• AIM: Pick out every line of the entries below where "title" occurs, and copy those lines.
-------- GIVEN DATA --------
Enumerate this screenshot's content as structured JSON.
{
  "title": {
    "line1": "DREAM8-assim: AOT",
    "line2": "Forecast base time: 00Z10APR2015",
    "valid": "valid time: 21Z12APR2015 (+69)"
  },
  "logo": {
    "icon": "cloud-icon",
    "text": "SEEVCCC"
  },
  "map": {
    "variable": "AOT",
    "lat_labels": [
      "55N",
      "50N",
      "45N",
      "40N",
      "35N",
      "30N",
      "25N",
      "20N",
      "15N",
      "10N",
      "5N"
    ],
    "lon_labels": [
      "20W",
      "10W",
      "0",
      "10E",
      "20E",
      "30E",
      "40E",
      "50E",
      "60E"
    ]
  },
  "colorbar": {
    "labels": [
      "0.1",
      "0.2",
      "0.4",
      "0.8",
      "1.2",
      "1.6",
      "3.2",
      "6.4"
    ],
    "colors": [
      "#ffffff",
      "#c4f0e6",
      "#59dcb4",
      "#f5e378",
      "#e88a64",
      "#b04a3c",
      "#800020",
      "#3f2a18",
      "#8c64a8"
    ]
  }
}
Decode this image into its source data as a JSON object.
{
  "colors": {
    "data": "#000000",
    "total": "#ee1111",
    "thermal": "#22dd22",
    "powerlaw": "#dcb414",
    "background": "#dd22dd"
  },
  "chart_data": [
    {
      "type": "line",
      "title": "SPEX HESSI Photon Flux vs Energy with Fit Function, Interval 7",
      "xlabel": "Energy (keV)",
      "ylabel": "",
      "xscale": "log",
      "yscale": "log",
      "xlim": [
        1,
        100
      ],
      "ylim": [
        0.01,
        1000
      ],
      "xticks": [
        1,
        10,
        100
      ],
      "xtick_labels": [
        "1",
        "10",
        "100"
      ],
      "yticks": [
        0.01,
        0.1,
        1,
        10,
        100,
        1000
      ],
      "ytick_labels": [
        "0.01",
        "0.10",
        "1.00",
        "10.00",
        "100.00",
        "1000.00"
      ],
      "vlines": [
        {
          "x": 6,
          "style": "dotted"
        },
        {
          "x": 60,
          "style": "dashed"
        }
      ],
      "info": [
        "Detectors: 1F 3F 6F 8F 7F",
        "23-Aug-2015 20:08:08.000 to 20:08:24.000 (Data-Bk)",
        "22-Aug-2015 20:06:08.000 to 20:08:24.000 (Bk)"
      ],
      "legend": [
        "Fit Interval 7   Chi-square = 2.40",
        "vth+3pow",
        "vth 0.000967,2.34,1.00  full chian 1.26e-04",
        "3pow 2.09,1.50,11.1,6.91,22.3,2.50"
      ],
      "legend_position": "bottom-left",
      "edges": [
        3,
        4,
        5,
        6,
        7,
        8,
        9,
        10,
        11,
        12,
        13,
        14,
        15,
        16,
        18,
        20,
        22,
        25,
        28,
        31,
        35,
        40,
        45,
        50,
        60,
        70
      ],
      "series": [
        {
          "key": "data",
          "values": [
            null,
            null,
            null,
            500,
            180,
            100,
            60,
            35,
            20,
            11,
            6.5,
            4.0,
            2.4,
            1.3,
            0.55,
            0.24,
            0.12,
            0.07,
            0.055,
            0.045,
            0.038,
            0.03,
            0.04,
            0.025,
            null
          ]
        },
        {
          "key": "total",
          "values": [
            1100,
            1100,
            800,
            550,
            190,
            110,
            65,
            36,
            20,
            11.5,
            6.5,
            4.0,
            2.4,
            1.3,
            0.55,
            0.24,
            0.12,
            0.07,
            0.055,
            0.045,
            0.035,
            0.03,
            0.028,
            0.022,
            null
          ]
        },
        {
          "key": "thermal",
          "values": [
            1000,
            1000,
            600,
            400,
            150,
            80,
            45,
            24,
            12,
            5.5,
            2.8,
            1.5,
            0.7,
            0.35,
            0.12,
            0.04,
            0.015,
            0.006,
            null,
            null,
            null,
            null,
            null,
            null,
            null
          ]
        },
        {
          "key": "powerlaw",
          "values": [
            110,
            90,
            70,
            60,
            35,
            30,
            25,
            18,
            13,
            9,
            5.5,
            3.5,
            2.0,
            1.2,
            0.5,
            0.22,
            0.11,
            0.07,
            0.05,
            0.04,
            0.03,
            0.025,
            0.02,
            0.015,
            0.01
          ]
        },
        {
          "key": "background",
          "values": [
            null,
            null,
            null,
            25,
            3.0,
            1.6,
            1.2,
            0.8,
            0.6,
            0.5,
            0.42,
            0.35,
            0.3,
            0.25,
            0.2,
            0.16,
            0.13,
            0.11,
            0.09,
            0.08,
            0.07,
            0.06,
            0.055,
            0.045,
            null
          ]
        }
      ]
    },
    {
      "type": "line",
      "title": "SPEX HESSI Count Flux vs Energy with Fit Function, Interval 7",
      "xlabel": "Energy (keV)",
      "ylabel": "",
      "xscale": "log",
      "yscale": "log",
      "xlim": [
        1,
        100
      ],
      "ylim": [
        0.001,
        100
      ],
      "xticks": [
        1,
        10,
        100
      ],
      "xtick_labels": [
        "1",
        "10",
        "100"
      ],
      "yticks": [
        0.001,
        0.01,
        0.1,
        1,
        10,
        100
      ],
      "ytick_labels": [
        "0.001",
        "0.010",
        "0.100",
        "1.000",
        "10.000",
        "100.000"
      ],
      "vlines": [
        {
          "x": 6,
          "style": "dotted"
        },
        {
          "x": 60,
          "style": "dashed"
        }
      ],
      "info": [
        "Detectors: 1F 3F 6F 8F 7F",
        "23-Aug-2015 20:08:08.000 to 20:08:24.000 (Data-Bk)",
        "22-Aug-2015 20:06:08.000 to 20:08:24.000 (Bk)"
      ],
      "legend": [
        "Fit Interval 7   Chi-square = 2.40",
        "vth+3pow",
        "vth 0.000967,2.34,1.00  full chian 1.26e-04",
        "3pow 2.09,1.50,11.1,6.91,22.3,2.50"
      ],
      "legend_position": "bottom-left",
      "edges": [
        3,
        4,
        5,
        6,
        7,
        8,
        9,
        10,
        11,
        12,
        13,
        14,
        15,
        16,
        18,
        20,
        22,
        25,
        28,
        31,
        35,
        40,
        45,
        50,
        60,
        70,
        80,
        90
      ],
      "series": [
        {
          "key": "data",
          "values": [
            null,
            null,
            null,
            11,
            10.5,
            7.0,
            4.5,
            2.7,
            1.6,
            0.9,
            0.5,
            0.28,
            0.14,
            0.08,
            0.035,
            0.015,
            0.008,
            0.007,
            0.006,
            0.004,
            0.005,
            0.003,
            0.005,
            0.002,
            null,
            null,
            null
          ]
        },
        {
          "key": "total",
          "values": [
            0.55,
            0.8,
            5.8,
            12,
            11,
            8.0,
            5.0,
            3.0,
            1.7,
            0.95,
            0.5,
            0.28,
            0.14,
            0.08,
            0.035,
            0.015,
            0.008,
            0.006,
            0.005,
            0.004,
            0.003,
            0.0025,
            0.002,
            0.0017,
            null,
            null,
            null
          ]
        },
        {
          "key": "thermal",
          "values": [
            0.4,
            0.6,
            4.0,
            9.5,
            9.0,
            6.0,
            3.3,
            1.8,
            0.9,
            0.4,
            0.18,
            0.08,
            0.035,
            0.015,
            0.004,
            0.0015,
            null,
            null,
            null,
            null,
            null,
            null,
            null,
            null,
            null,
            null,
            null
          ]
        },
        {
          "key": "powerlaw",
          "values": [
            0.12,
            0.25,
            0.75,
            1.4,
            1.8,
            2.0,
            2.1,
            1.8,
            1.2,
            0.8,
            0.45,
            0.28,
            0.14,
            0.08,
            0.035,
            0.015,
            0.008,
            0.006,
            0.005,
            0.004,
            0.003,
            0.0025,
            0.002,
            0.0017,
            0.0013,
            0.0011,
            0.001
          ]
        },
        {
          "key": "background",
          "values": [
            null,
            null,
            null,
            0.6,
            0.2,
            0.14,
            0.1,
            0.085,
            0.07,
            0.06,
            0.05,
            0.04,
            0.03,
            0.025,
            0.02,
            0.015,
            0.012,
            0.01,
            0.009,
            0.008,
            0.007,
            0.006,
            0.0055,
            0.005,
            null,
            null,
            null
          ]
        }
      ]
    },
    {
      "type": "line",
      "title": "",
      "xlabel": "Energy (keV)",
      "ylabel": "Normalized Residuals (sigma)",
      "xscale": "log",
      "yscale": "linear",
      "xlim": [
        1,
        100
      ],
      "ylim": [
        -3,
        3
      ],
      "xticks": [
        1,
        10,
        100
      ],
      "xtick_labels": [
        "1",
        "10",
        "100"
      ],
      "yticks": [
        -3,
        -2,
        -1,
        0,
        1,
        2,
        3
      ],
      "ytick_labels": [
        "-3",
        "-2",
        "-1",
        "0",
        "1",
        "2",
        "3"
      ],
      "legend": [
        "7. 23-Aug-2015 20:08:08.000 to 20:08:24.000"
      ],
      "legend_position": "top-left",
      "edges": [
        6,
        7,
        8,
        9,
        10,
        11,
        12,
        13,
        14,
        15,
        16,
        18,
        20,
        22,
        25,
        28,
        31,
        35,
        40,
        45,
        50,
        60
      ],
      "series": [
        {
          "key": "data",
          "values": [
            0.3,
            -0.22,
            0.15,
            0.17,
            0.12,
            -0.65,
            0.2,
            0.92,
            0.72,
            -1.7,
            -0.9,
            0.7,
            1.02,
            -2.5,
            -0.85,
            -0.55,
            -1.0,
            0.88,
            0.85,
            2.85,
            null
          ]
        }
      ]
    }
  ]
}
--------
• RESULT OF THE TASK:
  "title": {
      "title": "SPEX HESSI Photon Flux vs Energy with Fit Function, Interval 7",
      "title": "SPEX HESSI Count Flux vs Energy with Fit Function, Interval 7",
      "title": "",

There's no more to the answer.